● Aim: Extract each line of the records below that contains the word "teachers".

● Listed entries:
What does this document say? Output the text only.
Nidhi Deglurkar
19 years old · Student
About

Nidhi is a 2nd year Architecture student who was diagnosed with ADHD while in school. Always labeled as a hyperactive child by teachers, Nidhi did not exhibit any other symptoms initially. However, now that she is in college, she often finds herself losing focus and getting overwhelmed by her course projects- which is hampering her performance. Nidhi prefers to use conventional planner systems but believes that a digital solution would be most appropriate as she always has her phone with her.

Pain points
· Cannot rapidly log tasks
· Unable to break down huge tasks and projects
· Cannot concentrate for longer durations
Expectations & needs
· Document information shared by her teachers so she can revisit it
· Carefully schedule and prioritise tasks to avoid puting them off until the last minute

● Exercise output:
Nidhi is a 2nd year Architecture student who was diagnosed with ADHD while in school. Always labeled as a hyperactive child by teachers, Nidhi did not exhibit any other symptoms initially. However, now that she is in college, she often finds herself losing focus and getting overwhelmed by her course projects- which is hampering her performance. Nidhi prefers to use conventional planner systems but believes that a digital solution would be most appropriate as she always has her phone with her.
· Document information shared by her teachers so she can revisit it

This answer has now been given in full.